[Extracted data entries]

——————————

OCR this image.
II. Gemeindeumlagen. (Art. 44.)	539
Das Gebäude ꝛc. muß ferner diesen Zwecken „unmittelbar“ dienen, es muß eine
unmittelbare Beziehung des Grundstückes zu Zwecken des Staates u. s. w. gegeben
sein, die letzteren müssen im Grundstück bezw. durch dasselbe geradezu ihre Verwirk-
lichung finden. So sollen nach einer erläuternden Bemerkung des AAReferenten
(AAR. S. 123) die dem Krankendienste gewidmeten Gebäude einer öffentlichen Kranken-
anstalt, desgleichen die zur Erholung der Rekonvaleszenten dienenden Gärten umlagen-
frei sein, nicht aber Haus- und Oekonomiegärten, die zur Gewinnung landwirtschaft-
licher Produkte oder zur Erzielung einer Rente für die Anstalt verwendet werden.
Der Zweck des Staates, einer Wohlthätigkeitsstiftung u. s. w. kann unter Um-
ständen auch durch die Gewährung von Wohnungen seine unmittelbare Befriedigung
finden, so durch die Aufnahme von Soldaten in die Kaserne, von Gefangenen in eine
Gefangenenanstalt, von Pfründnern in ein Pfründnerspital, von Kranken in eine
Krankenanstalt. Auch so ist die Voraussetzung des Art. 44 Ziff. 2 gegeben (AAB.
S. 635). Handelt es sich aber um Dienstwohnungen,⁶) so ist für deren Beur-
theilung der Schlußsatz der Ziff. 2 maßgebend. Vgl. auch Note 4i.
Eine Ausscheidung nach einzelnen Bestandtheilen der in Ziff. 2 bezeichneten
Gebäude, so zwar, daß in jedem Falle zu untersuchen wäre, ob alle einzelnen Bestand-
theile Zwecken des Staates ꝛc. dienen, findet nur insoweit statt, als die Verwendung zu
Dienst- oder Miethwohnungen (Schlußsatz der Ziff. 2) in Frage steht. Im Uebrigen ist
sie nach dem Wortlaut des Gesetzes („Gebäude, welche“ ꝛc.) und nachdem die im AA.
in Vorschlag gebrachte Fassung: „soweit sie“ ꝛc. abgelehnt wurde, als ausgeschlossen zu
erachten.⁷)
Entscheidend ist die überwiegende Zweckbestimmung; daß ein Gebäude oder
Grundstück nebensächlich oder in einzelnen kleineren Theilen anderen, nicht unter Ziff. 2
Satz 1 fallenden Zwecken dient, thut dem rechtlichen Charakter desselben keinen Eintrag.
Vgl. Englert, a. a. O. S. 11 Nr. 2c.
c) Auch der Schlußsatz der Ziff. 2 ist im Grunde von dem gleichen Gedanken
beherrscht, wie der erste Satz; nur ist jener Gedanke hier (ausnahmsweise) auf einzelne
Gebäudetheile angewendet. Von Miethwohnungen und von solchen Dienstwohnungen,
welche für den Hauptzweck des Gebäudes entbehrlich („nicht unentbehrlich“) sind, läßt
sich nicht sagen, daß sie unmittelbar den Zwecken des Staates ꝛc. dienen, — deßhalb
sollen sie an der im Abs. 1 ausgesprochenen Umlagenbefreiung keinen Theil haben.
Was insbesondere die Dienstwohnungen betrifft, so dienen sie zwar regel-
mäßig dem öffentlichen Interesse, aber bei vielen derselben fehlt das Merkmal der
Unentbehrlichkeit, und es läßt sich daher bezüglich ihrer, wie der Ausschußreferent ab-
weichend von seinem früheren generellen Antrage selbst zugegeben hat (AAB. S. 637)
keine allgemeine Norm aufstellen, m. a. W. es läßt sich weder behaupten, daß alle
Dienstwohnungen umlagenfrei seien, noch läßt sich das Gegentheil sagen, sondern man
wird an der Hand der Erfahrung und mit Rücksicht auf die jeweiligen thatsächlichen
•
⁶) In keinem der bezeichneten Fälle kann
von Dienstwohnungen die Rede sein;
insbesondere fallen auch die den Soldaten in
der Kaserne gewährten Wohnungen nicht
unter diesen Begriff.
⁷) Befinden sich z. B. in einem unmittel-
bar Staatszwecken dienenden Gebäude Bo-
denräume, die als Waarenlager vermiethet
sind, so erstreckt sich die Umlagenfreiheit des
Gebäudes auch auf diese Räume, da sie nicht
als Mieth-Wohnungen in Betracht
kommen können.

——————————

## WHAT YOU ARE ASKED TO DO
All lines above containing the string "bezeichneten" are to be collected.

## THE RESPONSE
Eine Ausscheidung nach einzelnen Bestandtheilen der in Ziff. 2 bezeichneten
⁶) In keinem der bezeichneten Fälle kann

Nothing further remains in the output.